• RECORDS SUPPLIED:
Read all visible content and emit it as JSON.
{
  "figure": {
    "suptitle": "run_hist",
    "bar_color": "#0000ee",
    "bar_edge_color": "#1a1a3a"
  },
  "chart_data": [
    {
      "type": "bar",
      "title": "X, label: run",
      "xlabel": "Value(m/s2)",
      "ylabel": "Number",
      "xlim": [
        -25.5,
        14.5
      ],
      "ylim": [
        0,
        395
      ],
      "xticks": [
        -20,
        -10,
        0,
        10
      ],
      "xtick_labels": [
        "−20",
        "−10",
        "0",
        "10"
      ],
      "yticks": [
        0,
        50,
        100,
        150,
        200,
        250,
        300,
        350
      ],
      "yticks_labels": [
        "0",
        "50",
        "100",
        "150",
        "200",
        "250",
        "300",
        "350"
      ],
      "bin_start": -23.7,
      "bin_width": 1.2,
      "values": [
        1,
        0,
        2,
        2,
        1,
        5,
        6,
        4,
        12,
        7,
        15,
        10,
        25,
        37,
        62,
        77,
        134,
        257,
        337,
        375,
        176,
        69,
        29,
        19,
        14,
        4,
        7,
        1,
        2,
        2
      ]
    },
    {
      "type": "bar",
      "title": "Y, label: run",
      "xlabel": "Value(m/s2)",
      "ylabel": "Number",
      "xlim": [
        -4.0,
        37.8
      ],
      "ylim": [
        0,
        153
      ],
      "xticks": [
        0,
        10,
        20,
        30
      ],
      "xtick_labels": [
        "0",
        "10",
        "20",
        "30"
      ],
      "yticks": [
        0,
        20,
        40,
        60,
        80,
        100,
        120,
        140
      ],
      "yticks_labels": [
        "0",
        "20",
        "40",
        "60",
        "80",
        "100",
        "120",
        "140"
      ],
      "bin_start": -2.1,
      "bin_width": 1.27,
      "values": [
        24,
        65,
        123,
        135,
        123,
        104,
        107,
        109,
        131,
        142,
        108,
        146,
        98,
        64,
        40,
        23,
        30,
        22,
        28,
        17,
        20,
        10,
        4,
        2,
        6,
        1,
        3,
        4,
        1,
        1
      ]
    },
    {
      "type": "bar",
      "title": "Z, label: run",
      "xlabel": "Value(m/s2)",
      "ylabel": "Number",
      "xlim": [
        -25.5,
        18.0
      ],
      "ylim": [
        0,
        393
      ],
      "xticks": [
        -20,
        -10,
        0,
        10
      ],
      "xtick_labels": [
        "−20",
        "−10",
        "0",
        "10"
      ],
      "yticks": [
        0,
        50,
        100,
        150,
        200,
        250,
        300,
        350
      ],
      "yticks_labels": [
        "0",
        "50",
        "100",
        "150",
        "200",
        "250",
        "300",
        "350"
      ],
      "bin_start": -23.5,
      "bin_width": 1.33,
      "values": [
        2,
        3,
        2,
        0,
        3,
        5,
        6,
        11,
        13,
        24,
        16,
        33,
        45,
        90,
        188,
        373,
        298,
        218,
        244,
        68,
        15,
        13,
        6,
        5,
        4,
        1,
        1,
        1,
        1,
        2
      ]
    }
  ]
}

• AIM OF THE EXERCISE: Repeat the material above exactly.

• FULL RESPONSE:
Read all visible content and emit it as JSON.
{
  "figure": {
    "suptitle": "run_hist",
    "bar_color": "#0000ee",
    "bar_edge_color": "#1a1a3a"
  },
  "chart_data": [
    {
      "type": "bar",
      "title": "X, label: run",
      "xlabel": "Value(m/s2)",
      "ylabel": "Number",
      "xlim": [
        -25.5,
        14.5
      ],
      "ylim": [
        0,
        395
      ],
      "xticks": [
        -20,
        -10,
        0,
        10
      ],
      "xtick_labels": [
        "−20",
        "−10",
        "0",
        "10"
      ],
      "yticks": [
        0,
        50,
        100,
        150,
        200,
        250,
        300,
        350
      ],
      "yticks_labels": [
        "0",
        "50",
        "100",
        "150",
        "200",
        "250",
        "300",
        "350"
      ],
      "bin_start": -23.7,
      "bin_width": 1.2,
      "values": [
        1,
        0,
        2,
        2,
        1,
        5,
        6,
        4,
        12,
        7,
        15,
        10,
        25,
        37,
        62,
        77,
        134,
        257,
        337,
        375,
        176,
        69,
        29,
        19,
        14,
        4,
        7,
        1,
        2,
        2
      ]
    },
    {
      "type": "bar",
      "title": "Y, label: run",
      "xlabel": "Value(m/s2)",
      "ylabel": "Number",
      "xlim": [
        -4.0,
        37.8
      ],
      "ylim": [
        0,
        153
      ],
      "xticks": [
        0,
        10,
        20,
        30
      ],
      "xtick_labels": [
        "0",
        "10",
        "20",
        "30"
      ],
      "yticks": [
        0,
        20,
        40,
        60,
        80,
        100,
        120,
        140
      ],
      "yticks_labels": [
        "0",
        "20",
        "40",
        "60",
        "80",
        "100",
        "120",
        "140"
      ],
      "bin_start": -2.1,
      "bin_width": 1.27,
      "values": [
        24,
        65,
        123,
        135,
        123,
        104,
        107,
        109,
        131,
        142,
        108,
        146,
        98,
        64,
        40,
        23,
        30,
        22,
        28,
        17,
        20,
        10,
        4,
        2,
        6,
        1,
        3,
        4,
        1,
        1
      ]
    },
    {
      "type": "bar",
      "title": "Z, label: run",
      "xlabel": "Value(m/s2)",
      "ylabel": "Number",
      "xlim": [
        -25.5,
        18.0
      ],
      "ylim": [
        0,
        393
      ],
      "xticks": [
        -20,
        -10,
        0,
        10
      ],
      "xtick_labels": [
        "−20",
        "−10",
        "0",
        "10"
      ],
      "yticks": [
        0,
        50,
        100,
        150,
        200,
        250,
        300,
        350
      ],
      "yticks_labels": [
        "0",
        "50",
        "100",
        "150",
        "200",
        "250",
        "300",
        "350"
      ],
      "bin_start": -23.5,
      "bin_width": 1.33,
      "values": [
        2,
        3,
        2,
        0,
        3,
        5,
        6,
        11,
        13,
        24,
        16,
        33,
        45,
        90,
        188,
        373,
        298,
        218,
        244,
        68,
        15,
        13,
        6,
        5,
        4,
        1,
        1,
        1,
        1,
        2
      ]
    }
  ]
}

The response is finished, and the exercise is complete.